* **Requirement**: Pull out every line with the word "this" from the entries below.

--- start of Input records ---

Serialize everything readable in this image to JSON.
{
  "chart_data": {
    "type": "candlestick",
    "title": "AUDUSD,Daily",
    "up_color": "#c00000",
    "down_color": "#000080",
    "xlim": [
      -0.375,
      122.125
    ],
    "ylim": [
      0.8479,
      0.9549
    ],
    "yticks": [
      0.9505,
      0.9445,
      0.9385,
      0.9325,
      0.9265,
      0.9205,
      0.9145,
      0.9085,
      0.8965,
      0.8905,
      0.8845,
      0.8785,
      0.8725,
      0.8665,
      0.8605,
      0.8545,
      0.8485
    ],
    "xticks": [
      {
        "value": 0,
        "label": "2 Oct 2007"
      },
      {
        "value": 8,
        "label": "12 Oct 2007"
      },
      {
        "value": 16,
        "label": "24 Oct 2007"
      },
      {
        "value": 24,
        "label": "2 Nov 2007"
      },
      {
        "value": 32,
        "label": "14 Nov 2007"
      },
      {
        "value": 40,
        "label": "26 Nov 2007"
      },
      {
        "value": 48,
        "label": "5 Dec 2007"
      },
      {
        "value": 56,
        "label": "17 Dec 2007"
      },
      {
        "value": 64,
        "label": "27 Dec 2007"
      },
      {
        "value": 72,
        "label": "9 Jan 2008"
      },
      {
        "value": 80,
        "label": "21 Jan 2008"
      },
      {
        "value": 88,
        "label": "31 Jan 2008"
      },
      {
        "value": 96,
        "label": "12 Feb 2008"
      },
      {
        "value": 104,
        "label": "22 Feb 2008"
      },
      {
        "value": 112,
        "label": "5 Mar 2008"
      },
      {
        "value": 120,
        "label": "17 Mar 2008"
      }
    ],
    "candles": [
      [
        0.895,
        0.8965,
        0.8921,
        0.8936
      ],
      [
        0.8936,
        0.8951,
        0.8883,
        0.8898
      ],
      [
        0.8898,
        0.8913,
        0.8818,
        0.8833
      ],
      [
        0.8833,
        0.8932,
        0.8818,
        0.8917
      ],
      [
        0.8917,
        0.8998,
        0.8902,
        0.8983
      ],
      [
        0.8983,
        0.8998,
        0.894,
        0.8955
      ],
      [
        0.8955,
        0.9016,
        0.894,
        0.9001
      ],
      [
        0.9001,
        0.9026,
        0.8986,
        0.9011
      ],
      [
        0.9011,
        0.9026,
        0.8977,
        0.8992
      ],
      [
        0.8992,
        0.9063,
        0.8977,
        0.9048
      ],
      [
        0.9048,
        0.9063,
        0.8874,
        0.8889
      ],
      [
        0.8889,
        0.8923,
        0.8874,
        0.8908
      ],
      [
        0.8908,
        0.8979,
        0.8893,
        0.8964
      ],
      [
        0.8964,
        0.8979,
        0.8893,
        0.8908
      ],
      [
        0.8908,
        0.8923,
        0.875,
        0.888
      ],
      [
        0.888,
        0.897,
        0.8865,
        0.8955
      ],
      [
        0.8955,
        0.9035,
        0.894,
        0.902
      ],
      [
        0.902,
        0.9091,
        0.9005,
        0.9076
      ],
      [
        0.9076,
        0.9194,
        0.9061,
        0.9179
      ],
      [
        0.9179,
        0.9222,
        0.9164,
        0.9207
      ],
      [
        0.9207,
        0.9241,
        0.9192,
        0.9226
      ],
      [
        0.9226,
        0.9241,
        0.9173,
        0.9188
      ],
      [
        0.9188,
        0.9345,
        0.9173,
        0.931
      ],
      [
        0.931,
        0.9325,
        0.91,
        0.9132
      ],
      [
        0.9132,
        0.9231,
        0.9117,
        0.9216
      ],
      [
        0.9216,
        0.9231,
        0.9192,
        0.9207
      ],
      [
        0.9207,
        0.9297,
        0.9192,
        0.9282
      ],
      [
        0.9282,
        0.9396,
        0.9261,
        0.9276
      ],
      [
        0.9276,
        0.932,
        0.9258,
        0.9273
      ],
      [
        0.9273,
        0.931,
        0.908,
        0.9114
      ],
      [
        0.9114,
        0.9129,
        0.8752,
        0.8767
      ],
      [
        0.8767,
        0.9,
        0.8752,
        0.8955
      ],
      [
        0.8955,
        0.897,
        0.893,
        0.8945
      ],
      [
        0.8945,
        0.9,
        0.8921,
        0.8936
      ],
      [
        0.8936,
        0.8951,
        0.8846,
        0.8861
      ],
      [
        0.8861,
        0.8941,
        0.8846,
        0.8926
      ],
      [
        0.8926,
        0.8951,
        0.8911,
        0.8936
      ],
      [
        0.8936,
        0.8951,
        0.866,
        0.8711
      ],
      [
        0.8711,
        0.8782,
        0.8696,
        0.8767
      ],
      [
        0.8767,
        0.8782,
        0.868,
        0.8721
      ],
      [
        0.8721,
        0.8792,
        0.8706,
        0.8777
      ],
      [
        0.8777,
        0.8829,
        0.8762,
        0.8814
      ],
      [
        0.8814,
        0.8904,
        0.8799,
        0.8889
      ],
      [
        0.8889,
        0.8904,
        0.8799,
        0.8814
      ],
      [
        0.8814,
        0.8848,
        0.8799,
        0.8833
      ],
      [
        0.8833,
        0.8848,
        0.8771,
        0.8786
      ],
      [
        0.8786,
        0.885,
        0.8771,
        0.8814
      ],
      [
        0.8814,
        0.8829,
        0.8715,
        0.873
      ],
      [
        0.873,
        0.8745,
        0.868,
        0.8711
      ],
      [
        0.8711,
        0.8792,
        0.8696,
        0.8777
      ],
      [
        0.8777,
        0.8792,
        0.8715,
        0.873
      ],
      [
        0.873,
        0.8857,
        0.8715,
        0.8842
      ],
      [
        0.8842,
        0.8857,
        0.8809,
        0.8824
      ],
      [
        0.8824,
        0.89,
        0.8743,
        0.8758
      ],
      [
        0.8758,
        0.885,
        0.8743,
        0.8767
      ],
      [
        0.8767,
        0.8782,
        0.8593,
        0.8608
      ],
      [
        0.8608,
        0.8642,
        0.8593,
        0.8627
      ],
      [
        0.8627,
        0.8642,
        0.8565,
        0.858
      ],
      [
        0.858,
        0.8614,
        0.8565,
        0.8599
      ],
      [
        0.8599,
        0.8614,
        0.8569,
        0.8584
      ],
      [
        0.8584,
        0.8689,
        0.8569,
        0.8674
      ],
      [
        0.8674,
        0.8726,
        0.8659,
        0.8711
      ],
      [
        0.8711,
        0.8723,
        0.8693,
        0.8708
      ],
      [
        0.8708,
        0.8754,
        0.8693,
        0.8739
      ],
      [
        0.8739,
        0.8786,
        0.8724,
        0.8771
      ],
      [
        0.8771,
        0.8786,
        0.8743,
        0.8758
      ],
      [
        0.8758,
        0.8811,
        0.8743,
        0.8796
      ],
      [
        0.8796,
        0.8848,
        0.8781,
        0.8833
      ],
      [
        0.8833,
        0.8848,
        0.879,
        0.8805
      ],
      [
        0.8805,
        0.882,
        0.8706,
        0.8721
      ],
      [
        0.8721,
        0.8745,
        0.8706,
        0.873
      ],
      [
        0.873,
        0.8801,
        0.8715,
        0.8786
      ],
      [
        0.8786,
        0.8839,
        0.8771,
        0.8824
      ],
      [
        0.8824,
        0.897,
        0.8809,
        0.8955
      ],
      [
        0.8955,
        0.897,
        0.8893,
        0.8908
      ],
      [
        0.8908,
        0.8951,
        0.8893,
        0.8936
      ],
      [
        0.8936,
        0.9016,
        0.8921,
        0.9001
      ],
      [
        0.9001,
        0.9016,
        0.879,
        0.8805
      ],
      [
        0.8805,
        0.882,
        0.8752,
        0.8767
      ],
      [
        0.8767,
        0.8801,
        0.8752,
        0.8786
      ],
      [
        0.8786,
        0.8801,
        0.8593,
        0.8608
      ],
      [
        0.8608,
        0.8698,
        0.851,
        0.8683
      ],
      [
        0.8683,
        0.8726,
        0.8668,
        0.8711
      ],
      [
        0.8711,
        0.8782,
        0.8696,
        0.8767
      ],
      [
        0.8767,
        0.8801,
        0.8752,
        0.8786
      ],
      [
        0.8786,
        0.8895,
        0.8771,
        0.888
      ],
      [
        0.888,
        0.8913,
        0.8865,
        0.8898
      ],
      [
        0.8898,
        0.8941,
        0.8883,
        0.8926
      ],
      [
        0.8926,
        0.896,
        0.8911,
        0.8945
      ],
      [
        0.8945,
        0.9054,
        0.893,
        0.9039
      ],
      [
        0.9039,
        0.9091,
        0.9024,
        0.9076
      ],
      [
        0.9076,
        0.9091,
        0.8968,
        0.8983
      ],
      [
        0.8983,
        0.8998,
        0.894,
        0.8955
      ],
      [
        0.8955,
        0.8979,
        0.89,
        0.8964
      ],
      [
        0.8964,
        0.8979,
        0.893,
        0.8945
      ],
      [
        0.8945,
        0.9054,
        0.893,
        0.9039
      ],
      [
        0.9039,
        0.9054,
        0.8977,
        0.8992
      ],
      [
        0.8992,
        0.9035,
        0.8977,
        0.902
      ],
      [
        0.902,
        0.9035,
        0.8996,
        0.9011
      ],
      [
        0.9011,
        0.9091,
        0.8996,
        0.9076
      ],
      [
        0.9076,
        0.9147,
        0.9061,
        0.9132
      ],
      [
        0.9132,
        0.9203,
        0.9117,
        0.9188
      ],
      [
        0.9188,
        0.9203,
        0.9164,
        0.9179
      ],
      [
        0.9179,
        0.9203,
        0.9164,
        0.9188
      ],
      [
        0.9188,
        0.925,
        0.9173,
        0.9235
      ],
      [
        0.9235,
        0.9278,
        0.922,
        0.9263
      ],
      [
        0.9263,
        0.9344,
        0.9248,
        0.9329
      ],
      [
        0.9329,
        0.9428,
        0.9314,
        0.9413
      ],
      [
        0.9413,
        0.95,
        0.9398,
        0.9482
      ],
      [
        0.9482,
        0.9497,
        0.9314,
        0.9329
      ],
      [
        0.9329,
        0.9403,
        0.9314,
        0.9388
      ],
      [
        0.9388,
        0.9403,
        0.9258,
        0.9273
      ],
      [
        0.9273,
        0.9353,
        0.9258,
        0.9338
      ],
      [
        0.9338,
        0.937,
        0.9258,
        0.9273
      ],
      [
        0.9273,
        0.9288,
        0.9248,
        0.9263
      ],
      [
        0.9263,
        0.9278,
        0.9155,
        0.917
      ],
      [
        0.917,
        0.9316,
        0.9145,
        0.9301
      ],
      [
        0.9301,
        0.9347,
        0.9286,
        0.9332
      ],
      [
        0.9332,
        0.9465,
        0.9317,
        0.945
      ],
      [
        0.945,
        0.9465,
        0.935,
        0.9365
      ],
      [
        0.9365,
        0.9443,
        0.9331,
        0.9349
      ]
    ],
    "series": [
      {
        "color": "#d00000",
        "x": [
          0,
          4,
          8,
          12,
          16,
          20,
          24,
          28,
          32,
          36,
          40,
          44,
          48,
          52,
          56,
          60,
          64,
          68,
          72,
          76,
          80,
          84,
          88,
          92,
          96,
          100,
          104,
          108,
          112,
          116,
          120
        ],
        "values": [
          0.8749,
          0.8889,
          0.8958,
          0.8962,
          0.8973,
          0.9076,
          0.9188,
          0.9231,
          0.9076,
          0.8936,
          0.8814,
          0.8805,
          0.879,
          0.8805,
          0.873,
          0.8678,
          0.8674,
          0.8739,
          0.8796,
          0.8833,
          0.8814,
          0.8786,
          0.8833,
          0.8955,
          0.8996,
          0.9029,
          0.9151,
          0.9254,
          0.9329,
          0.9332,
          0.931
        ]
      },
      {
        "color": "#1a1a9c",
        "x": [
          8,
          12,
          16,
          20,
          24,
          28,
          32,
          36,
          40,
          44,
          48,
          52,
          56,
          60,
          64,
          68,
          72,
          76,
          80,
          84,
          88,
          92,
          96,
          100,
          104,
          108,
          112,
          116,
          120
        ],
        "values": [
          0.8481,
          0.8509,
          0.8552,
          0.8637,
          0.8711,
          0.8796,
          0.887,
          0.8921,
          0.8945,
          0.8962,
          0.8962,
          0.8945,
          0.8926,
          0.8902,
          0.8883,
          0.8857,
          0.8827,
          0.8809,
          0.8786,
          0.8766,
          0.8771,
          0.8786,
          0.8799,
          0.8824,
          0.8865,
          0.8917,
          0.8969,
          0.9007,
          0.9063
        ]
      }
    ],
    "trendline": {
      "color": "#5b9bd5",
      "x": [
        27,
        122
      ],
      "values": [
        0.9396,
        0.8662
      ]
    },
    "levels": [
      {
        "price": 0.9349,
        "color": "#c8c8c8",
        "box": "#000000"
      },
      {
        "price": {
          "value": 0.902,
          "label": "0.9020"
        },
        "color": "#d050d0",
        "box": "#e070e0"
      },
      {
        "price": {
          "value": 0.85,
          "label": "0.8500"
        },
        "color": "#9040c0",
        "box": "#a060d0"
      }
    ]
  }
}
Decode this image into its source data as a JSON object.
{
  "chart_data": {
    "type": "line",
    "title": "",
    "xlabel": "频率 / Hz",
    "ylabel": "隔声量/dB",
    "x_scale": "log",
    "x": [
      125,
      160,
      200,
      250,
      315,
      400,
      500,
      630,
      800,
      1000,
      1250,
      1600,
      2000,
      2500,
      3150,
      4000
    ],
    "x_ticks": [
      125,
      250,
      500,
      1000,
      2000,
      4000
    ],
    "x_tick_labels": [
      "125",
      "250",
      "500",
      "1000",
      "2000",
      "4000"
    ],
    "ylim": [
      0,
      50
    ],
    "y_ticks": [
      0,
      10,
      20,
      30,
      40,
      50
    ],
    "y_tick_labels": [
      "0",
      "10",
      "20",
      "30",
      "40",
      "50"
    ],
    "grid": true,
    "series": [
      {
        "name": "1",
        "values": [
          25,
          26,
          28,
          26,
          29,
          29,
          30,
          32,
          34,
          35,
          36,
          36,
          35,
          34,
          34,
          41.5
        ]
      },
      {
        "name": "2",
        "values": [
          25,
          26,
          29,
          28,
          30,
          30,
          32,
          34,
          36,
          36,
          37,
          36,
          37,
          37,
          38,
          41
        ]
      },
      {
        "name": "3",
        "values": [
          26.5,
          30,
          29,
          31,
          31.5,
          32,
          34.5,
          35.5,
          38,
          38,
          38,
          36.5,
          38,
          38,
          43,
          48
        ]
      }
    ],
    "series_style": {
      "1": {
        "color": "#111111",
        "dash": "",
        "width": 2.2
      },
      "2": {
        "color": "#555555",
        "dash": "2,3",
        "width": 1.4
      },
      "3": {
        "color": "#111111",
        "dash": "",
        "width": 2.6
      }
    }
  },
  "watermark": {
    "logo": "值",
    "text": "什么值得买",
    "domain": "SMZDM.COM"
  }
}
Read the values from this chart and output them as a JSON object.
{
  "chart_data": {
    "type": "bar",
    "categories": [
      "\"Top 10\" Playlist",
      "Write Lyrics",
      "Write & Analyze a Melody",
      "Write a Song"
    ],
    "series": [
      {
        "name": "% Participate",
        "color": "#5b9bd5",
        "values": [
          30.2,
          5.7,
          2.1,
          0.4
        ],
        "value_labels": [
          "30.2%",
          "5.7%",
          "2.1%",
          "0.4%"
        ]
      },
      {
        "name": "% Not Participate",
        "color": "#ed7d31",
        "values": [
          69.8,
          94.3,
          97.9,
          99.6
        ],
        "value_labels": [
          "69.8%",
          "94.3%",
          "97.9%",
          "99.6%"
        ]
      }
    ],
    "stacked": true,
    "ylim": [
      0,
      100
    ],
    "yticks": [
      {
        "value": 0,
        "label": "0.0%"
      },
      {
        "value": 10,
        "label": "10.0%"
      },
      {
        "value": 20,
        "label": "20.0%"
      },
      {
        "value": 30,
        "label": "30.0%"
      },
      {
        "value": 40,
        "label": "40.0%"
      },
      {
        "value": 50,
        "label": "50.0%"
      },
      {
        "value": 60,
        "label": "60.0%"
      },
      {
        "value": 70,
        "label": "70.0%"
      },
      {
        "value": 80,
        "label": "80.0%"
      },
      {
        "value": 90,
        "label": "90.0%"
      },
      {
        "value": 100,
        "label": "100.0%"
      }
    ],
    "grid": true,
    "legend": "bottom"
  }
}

--- end of Input records ---

* **Correct answer**:
Serialize everything readable in this image to JSON.
Decode this image into its source data as a JSON object.
Read the values from this chart and output them as a JSON object.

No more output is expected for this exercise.